- [Written exercise] Give back the full listing verbatim, apart from its images.
********************
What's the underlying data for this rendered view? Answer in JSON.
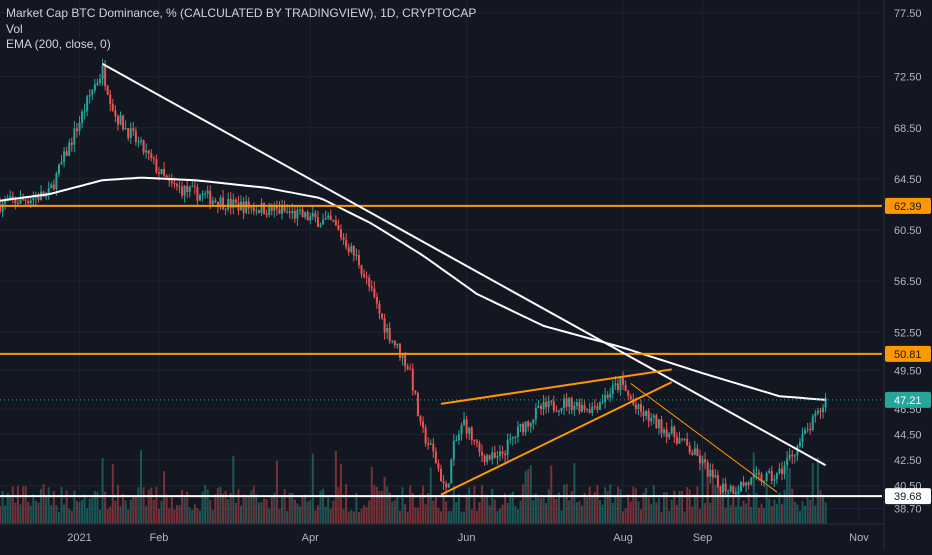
{
  "legend": {
    "title": "Market Cap BTC Dominance, % (CALCULATED BY TRADINGVIEW), 1D, CRYPTOCAP",
    "vol": "Vol",
    "ema": "EMA (200, close, 0)"
  },
  "colors": {
    "background": "#131722",
    "grid": "#1f2330",
    "up": "#26a69a",
    "down": "#ef5350",
    "level": "#ff9800",
    "line": "#ffffff",
    "text": "#b2b5be"
  },
  "chart_data": {
    "type": "candlestick",
    "title": "Market Cap BTC Dominance, % (CALCULATED BY TRADINGVIEW), 1D, CRYPTOCAP",
    "y_ticks": [
      "77.50",
      "72.50",
      "68.50",
      "64.50",
      "60.50",
      "56.50",
      "52.50",
      "49.50",
      "46.50",
      "44.50",
      "42.50",
      "40.50",
      "38.70"
    ],
    "x_ticks": [
      "2021",
      "Feb",
      "Apr",
      "Jun",
      "Aug",
      "Sep",
      "Nov"
    ],
    "ylim": [
      37.5,
      78.5
    ],
    "x_range": [
      "2020-12-01",
      "2021-11-10"
    ],
    "price_path": [
      {
        "date": "2020-12-01",
        "value": 62.5
      },
      {
        "date": "2020-12-20",
        "value": 63.3
      },
      {
        "date": "2021-01-01",
        "value": 69.0
      },
      {
        "date": "2021-01-06",
        "value": 71.5
      },
      {
        "date": "2021-01-10",
        "value": 73.0
      },
      {
        "date": "2021-01-15",
        "value": 69.5
      },
      {
        "date": "2021-01-25",
        "value": 67.0
      },
      {
        "date": "2021-02-05",
        "value": 64.0
      },
      {
        "date": "2021-03-01",
        "value": 62.5
      },
      {
        "date": "2021-03-20",
        "value": 62.0
      },
      {
        "date": "2021-04-10",
        "value": 61.0
      },
      {
        "date": "2021-04-20",
        "value": 58.0
      },
      {
        "date": "2021-04-30",
        "value": 53.0
      },
      {
        "date": "2021-05-10",
        "value": 49.5
      },
      {
        "date": "2021-05-14",
        "value": 45.0
      },
      {
        "date": "2021-05-19",
        "value": 43.0
      },
      {
        "date": "2021-05-24",
        "value": 40.0
      },
      {
        "date": "2021-05-27",
        "value": 43.5
      },
      {
        "date": "2021-05-31",
        "value": 45.5
      },
      {
        "date": "2021-06-06",
        "value": 43.0
      },
      {
        "date": "2021-06-13",
        "value": 42.5
      },
      {
        "date": "2021-06-22",
        "value": 45.0
      },
      {
        "date": "2021-06-30",
        "value": 46.5
      },
      {
        "date": "2021-07-10",
        "value": 47.0
      },
      {
        "date": "2021-07-20",
        "value": 46.6
      },
      {
        "date": "2021-07-31",
        "value": 48.5
      },
      {
        "date": "2021-08-06",
        "value": 46.5
      },
      {
        "date": "2021-08-13",
        "value": 45.5
      },
      {
        "date": "2021-08-22",
        "value": 44.3
      },
      {
        "date": "2021-08-31",
        "value": 42.5
      },
      {
        "date": "2021-09-07",
        "value": 40.5
      },
      {
        "date": "2021-09-13",
        "value": 40.3
      },
      {
        "date": "2021-09-22",
        "value": 41.0
      },
      {
        "date": "2021-09-30",
        "value": 41.2
      },
      {
        "date": "2021-10-06",
        "value": 43.0
      },
      {
        "date": "2021-10-12",
        "value": 44.8
      },
      {
        "date": "2021-10-16",
        "value": 46.0
      },
      {
        "date": "2021-10-19",
        "value": 47.21
      }
    ],
    "ema200": [
      {
        "date": "2020-12-01",
        "value": 62.8
      },
      {
        "date": "2020-12-20",
        "value": 63.3
      },
      {
        "date": "2021-01-10",
        "value": 64.4
      },
      {
        "date": "2021-01-25",
        "value": 64.6
      },
      {
        "date": "2021-02-15",
        "value": 64.4
      },
      {
        "date": "2021-03-15",
        "value": 63.8
      },
      {
        "date": "2021-04-05",
        "value": 63.0
      },
      {
        "date": "2021-04-25",
        "value": 61.0
      },
      {
        "date": "2021-05-15",
        "value": 58.5
      },
      {
        "date": "2021-06-05",
        "value": 55.5
      },
      {
        "date": "2021-07-01",
        "value": 53.0
      },
      {
        "date": "2021-08-01",
        "value": 51.3
      },
      {
        "date": "2021-09-01",
        "value": 49.3
      },
      {
        "date": "2021-10-01",
        "value": 47.5
      },
      {
        "date": "2021-10-19",
        "value": 47.21
      }
    ],
    "horizontal_levels": [
      {
        "value": 62.39,
        "label": "62.39",
        "color": "#ff9800"
      },
      {
        "value": 50.81,
        "label": "50.81",
        "color": "#ff9800"
      },
      {
        "value": 39.68,
        "label": "39.68",
        "color": "#ffffff"
      }
    ],
    "current_price": {
      "value": 47.21,
      "label": "47.21",
      "color": "#26a69a"
    },
    "trendlines": [
      {
        "name": "downtrend",
        "color": "#ffffff",
        "from": {
          "date": "2021-01-10",
          "value": 73.5
        },
        "to": {
          "date": "2021-10-19",
          "value": 42.1
        }
      },
      {
        "name": "wedge-upper",
        "color": "#ff9800",
        "from": {
          "date": "2021-05-22",
          "value": 46.9
        },
        "to": {
          "date": "2021-08-20",
          "value": 49.6
        }
      },
      {
        "name": "wedge-lower",
        "color": "#ff9800",
        "from": {
          "date": "2021-05-22",
          "value": 39.8
        },
        "to": {
          "date": "2021-08-20",
          "value": 48.6
        }
      },
      {
        "name": "thin-down",
        "color": "#ff9800",
        "from": {
          "date": "2021-08-04",
          "value": 48.5
        },
        "to": {
          "date": "2021-09-30",
          "value": 40.0
        }
      }
    ]
  }
}
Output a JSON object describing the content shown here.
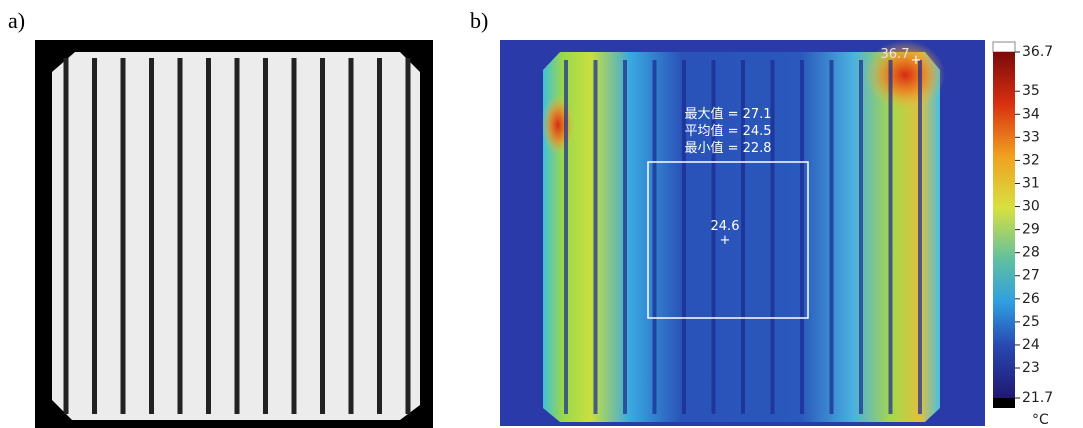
********************
- [Full output]
What's the underlying data for this rendered view? Answer in JSON.
{
  "legend": {
    "title": "Market Cap BTC Dominance, % (CALCULATED BY TRADINGVIEW), 1D, CRYPTOCAP",
    "vol": "Vol",
    "ema": "EMA (200, close, 0)"
  },
  "colors": {
    "background": "#131722",
    "grid": "#1f2330",
    "up": "#26a69a",
    "down": "#ef5350",
    "level": "#ff9800",
    "line": "#ffffff",
    "text": "#b2b5be"
  },
  "chart_data": {
    "type": "candlestick",
    "title": "Market Cap BTC Dominance, % (CALCULATED BY TRADINGVIEW), 1D, CRYPTOCAP",
    "y_ticks": [
      "77.50",
      "72.50",
      "68.50",
      "64.50",
      "60.50",
      "56.50",
      "52.50",
      "49.50",
      "46.50",
      "44.50",
      "42.50",
      "40.50",
      "38.70"
    ],
    "x_ticks": [
      "2021",
      "Feb",
      "Apr",
      "Jun",
      "Aug",
      "Sep",
      "Nov"
    ],
    "ylim": [
      37.5,
      78.5
    ],
    "x_range": [
      "2020-12-01",
      "2021-11-10"
    ],
    "price_path": [
      {
        "date": "2020-12-01",
        "value": 62.5
      },
      {
        "date": "2020-12-20",
        "value": 63.3
      },
      {
        "date": "2021-01-01",
        "value": 69.0
      },
      {
        "date": "2021-01-06",
        "value": 71.5
      },
      {
        "date": "2021-01-10",
        "value": 73.0
      },
      {
        "date": "2021-01-15",
        "value": 69.5
      },
      {
        "date": "2021-01-25",
        "value": 67.0
      },
      {
        "date": "2021-02-05",
        "value": 64.0
      },
      {
        "date": "2021-03-01",
        "value": 62.5
      },
      {
        "date": "2021-03-20",
        "value": 62.0
      },
      {
        "date": "2021-04-10",
        "value": 61.0
      },
      {
        "date": "2021-04-20",
        "value": 58.0
      },
      {
        "date": "2021-04-30",
        "value": 53.0
      },
      {
        "date": "2021-05-10",
        "value": 49.5
      },
      {
        "date": "2021-05-14",
        "value": 45.0
      },
      {
        "date": "2021-05-19",
        "value": 43.0
      },
      {
        "date": "2021-05-24",
        "value": 40.0
      },
      {
        "date": "2021-05-27",
        "value": 43.5
      },
      {
        "date": "2021-05-31",
        "value": 45.5
      },
      {
        "date": "2021-06-06",
        "value": 43.0
      },
      {
        "date": "2021-06-13",
        "value": 42.5
      },
      {
        "date": "2021-06-22",
        "value": 45.0
      },
      {
        "date": "2021-06-30",
        "value": 46.5
      },
      {
        "date": "2021-07-10",
        "value": 47.0
      },
      {
        "date": "2021-07-20",
        "value": 46.6
      },
      {
        "date": "2021-07-31",
        "value": 48.5
      },
      {
        "date": "2021-08-06",
        "value": 46.5
      },
      {
        "date": "2021-08-13",
        "value": 45.5
      },
      {
        "date": "2021-08-22",
        "value": 44.3
      },
      {
        "date": "2021-08-31",
        "value": 42.5
      },
      {
        "date": "2021-09-07",
        "value": 40.5
      },
      {
        "date": "2021-09-13",
        "value": 40.3
      },
      {
        "date": "2021-09-22",
        "value": 41.0
      },
      {
        "date": "2021-09-30",
        "value": 41.2
      },
      {
        "date": "2021-10-06",
        "value": 43.0
      },
      {
        "date": "2021-10-12",
        "value": 44.8
      },
      {
        "date": "2021-10-16",
        "value": 46.0
      },
      {
        "date": "2021-10-19",
        "value": 47.21
      }
    ],
    "ema200": [
      {
        "date": "2020-12-01",
        "value": 62.8
      },
      {
        "date": "2020-12-20",
        "value": 63.3
      },
      {
        "date": "2021-01-10",
        "value": 64.4
      },
      {
        "date": "2021-01-25",
        "value": 64.6
      },
      {
        "date": "2021-02-15",
        "value": 64.4
      },
      {
        "date": "2021-03-15",
        "value": 63.8
      },
      {
        "date": "2021-04-05",
        "value": 63.0
      },
      {
        "date": "2021-04-25",
        "value": 61.0
      },
      {
        "date": "2021-05-15",
        "value": 58.5
      },
      {
        "date": "2021-06-05",
        "value": 55.5
      },
      {
        "date": "2021-07-01",
        "value": 53.0
      },
      {
        "date": "2021-08-01",
        "value": 51.3
      },
      {
        "date": "2021-09-01",
        "value": 49.3
      },
      {
        "date": "2021-10-01",
        "value": 47.5
      },
      {
        "date": "2021-10-19",
        "value": 47.21
      }
    ],
    "horizontal_levels": [
      {
        "value": 62.39,
        "label": "62.39",
        "color": "#ff9800"
      },
      {
        "value": 50.81,
        "label": "50.81",
        "color": "#ff9800"
      },
      {
        "value": 39.68,
        "label": "39.68",
        "color": "#ffffff"
      }
    ],
    "current_price": {
      "value": 47.21,
      "label": "47.21",
      "color": "#26a69a"
    },
    "trendlines": [
      {
        "name": "downtrend",
        "color": "#ffffff",
        "from": {
          "date": "2021-01-10",
          "value": 73.5
        },
        "to": {
          "date": "2021-10-19",
          "value": 42.1
        }
      },
      {
        "name": "wedge-upper",
        "color": "#ff9800",
        "from": {
          "date": "2021-05-22",
          "value": 46.9
        },
        "to": {
          "date": "2021-08-20",
          "value": 49.6
        }
      },
      {
        "name": "wedge-lower",
        "color": "#ff9800",
        "from": {
          "date": "2021-05-22",
          "value": 39.8
        },
        "to": {
          "date": "2021-08-20",
          "value": 48.6
        }
      },
      {
        "name": "thin-down",
        "color": "#ff9800",
        "from": {
          "date": "2021-08-04",
          "value": 48.5
        },
        "to": {
          "date": "2021-09-30",
          "value": 40.0
        }
      }
    ]
  }
}
Output a JSON object describing the content shown here.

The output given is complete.